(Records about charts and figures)
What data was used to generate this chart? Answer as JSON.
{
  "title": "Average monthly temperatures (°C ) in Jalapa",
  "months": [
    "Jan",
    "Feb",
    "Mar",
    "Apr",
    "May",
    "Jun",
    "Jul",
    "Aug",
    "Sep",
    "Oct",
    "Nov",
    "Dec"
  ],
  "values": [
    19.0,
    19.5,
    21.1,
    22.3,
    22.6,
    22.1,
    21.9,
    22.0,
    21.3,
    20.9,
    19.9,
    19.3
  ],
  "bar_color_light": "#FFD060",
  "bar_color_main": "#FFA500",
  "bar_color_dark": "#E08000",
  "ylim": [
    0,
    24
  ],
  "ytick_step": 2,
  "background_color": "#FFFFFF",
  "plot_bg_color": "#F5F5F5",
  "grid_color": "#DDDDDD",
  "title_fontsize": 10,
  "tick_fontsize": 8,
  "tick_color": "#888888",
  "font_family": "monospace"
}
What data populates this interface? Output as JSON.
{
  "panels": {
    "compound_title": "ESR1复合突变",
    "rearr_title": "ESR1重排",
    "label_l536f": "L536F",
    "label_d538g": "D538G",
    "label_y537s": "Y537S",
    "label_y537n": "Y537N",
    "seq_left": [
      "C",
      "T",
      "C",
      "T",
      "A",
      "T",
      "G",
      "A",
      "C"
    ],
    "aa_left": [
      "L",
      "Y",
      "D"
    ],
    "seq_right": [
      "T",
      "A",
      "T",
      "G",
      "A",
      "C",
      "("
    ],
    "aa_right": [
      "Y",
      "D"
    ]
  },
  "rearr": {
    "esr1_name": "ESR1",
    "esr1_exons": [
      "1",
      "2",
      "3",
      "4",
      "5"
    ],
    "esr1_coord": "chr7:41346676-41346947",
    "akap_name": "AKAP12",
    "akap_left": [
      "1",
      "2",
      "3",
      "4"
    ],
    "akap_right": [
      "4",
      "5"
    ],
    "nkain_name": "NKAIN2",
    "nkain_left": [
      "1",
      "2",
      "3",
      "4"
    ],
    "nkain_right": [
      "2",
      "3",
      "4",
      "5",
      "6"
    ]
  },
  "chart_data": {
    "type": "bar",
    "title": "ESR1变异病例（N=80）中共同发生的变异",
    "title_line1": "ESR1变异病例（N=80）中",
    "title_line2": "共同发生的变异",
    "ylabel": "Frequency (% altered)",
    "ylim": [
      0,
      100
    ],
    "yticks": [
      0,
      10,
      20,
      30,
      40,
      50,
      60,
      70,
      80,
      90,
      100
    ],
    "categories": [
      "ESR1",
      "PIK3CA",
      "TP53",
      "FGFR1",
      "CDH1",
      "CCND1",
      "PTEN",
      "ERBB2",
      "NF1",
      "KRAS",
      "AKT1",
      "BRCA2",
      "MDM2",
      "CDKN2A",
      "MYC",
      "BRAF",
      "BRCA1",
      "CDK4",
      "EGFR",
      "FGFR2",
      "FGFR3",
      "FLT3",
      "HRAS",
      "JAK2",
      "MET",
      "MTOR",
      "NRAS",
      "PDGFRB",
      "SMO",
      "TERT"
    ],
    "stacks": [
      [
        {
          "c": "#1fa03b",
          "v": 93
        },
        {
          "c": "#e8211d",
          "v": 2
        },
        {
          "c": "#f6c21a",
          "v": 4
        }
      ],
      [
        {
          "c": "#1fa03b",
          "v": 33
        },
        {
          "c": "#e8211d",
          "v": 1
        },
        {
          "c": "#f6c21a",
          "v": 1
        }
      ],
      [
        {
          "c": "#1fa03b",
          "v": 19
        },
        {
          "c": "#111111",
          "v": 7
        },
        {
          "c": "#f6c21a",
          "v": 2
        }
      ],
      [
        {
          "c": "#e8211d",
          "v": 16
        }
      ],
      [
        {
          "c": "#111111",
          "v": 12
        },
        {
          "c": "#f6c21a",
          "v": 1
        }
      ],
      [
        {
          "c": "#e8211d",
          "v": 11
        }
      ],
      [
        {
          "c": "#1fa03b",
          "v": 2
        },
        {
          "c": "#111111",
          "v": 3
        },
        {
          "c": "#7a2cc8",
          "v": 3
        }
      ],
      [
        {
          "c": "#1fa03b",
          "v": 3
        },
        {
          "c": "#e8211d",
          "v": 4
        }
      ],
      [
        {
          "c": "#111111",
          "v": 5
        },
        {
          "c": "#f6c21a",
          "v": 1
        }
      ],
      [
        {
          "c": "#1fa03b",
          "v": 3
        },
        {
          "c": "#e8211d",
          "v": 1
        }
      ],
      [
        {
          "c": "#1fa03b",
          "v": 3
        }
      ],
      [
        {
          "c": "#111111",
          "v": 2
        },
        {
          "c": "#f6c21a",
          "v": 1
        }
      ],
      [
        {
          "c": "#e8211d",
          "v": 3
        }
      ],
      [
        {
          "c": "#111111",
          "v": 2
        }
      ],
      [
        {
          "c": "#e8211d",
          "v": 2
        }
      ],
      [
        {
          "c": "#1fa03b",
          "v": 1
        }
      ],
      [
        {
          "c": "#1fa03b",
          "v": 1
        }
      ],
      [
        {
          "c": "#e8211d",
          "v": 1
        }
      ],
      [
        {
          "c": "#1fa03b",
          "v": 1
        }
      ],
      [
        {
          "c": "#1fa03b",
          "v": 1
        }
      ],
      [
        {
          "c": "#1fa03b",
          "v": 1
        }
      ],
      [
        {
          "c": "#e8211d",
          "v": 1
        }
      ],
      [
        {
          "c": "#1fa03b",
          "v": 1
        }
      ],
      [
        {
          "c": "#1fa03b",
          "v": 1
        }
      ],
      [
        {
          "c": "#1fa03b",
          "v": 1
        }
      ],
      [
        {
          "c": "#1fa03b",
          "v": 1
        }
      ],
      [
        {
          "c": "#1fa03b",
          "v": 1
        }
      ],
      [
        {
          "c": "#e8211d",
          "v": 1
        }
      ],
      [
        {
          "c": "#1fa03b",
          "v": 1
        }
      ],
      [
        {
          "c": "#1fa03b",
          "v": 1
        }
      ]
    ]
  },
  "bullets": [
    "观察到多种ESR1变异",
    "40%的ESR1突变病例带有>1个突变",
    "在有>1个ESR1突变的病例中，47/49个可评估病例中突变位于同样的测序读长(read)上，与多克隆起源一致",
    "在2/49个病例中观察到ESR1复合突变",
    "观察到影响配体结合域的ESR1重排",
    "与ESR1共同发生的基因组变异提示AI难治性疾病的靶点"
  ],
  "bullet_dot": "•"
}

■ PROBLEM REQUIREMENTS: Would you reproduce all the entries exactly?

■ REPLY:
What data was used to generate this chart? Answer as JSON.
{
  "title": "Average monthly temperatures (°C ) in Jalapa",
  "months": [
    "Jan",
    "Feb",
    "Mar",
    "Apr",
    "May",
    "Jun",
    "Jul",
    "Aug",
    "Sep",
    "Oct",
    "Nov",
    "Dec"
  ],
  "values": [
    19.0,
    19.5,
    21.1,
    22.3,
    22.6,
    22.1,
    21.9,
    22.0,
    21.3,
    20.9,
    19.9,
    19.3
  ],
  "bar_color_light": "#FFD060",
  "bar_color_main": "#FFA500",
  "bar_color_dark": "#E08000",
  "ylim": [
    0,
    24
  ],
  "ytick_step": 2,
  "background_color": "#FFFFFF",
  "plot_bg_color": "#F5F5F5",
  "grid_color": "#DDDDDD",
  "title_fontsize": 10,
  "tick_fontsize": 8,
  "tick_color": "#888888",
  "font_family": "monospace"
}
What data populates this interface? Output as JSON.
{
  "panels": {
    "compound_title": "ESR1复合突变",
    "rearr_title": "ESR1重排",
    "label_l536f": "L536F",
    "label_d538g": "D538G",
    "label_y537s": "Y537S",
    "label_y537n": "Y537N",
    "seq_left": [
      "C",
      "T",
      "C",
      "T",
      "A",
      "T",
      "G",
      "A",
      "C"
    ],
    "aa_left": [
      "L",
      "Y",
      "D"
    ],
    "seq_right": [
      "T",
      "A",
      "T",
      "G",
      "A",
      "C",
      "("
    ],
    "aa_right": [
      "Y",
      "D"
    ]
  },
  "rearr": {
    "esr1_name": "ESR1",
    "esr1_exons": [
      "1",
      "2",
      "3",
      "4",
      "5"
    ],
    "esr1_coord": "chr7:41346676-41346947",
    "akap_name": "AKAP12",
    "akap_left": [
      "1",
      "2",
      "3",
      "4"
    ],
    "akap_right": [
      "4",
      "5"
    ],
    "nkain_name": "NKAIN2",
    "nkain_left": [
      "1",
      "2",
      "3",
      "4"
    ],
    "nkain_right": [
      "2",
      "3",
      "4",
      "5",
      "6"
    ]
  },
  "chart_data": {
    "type": "bar",
    "title": "ESR1变异病例（N=80）中共同发生的变异",
    "title_line1": "ESR1变异病例（N=80）中",
    "title_line2": "共同发生的变异",
    "ylabel": "Frequency (% altered)",
    "ylim": [
      0,
      100
    ],
    "yticks": [
      0,
      10,
      20,
      30,
      40,
      50,
      60,
      70,
      80,
      90,
      100
    ],
    "categories": [
      "ESR1",
      "PIK3CA",
      "TP53",
      "FGFR1",
      "CDH1",
      "CCND1",
      "PTEN",
      "ERBB2",
      "NF1",
      "KRAS",
      "AKT1",
      "BRCA2",
      "MDM2",
      "CDKN2A",
      "MYC",
      "BRAF",
      "BRCA1",
      "CDK4",
      "EGFR",
      "FGFR2",
      "FGFR3",
      "FLT3",
      "HRAS",
      "JAK2",
      "MET",
      "MTOR",
      "NRAS",
      "PDGFRB",
      "SMO",
      "TERT"
    ],
    "stacks": [
      [
        {
          "c": "#1fa03b",
          "v": 93
        },
        {
          "c": "#e8211d",
          "v": 2
        },
        {
          "c": "#f6c21a",
          "v": 4
        }
      ],
      [
        {
          "c": "#1fa03b",
          "v": 33
        },
        {
          "c": "#e8211d",
          "v": 1
        },
        {
          "c": "#f6c21a",
          "v": 1
        }
      ],
      [
        {
          "c": "#1fa03b",
          "v": 19
        },
        {
          "c": "#111111",
          "v": 7
        },
        {
          "c": "#f6c21a",
          "v": 2
        }
      ],
      [
        {
          "c": "#e8211d",
          "v": 16
        }
      ],
      [
        {
          "c": "#111111",
          "v": 12
        },
        {
          "c": "#f6c21a",
          "v": 1
        }
      ],
      [
        {
          "c": "#e8211d",
          "v": 11
        }
      ],
      [
        {
          "c": "#1fa03b",
          "v": 2
        },
        {
          "c": "#111111",
          "v": 3
        },
        {
          "c": "#7a2cc8",
          "v": 3
        }
      ],
      [
        {
          "c": "#1fa03b",
          "v": 3
        },
        {
          "c": "#e8211d",
          "v": 4
        }
      ],
      [
        {
          "c": "#111111",
          "v": 5
        },
        {
          "c": "#f6c21a",
          "v": 1
        }
      ],
      [
        {
          "c": "#1fa03b",
          "v": 3
        },
        {
          "c": "#e8211d",
          "v": 1
        }
      ],
      [
        {
          "c": "#1fa03b",
          "v": 3
        }
      ],
      [
        {
          "c": "#111111",
          "v": 2
        },
        {
          "c": "#f6c21a",
          "v": 1
        }
      ],
      [
        {
          "c": "#e8211d",
          "v": 3
        }
      ],
      [
        {
          "c": "#111111",
          "v": 2
        }
      ],
      [
        {
          "c": "#e8211d",
          "v": 2
        }
      ],
      [
        {
          "c": "#1fa03b",
          "v": 1
        }
      ],
      [
        {
          "c": "#1fa03b",
          "v": 1
        }
      ],
      [
        {
          "c": "#e8211d",
          "v": 1
        }
      ],
      [
        {
          "c": "#1fa03b",
          "v": 1
        }
      ],
      [
        {
          "c": "#1fa03b",
          "v": 1
        }
      ],
      [
        {
          "c": "#1fa03b",
          "v": 1
        }
      ],
      [
        {
          "c": "#e8211d",
          "v": 1
        }
      ],
      [
        {
          "c": "#1fa03b",
          "v": 1
        }
      ],
      [
        {
          "c": "#1fa03b",
          "v": 1
        }
      ],
      [
        {
          "c": "#1fa03b",
          "v": 1
        }
      ],
      [
        {
          "c": "#1fa03b",
          "v": 1
        }
      ],
      [
        {
          "c": "#1fa03b",
          "v": 1
        }
      ],
      [
        {
          "c": "#e8211d",
          "v": 1
        }
      ],
      [
        {
          "c": "#1fa03b",
          "v": 1
        }
      ],
      [
        {
          "c": "#1fa03b",
          "v": 1
        }
      ]
    ]
  },
  "bullets": [
    "观察到多种ESR1变异",
    "40%的ESR1突变病例带有>1个突变",
    "在有>1个ESR1突变的病例中，47/49个可评估病例中突变位于同样的测序读长(read)上，与多克隆起源一致",
    "在2/49个病例中观察到ESR1复合突变",
    "观察到影响配体结合域的ESR1重排",
    "与ESR1共同发生的基因组变异提示AI难治性疾病的靶点"
  ],
  "bullet_dot": "•"
}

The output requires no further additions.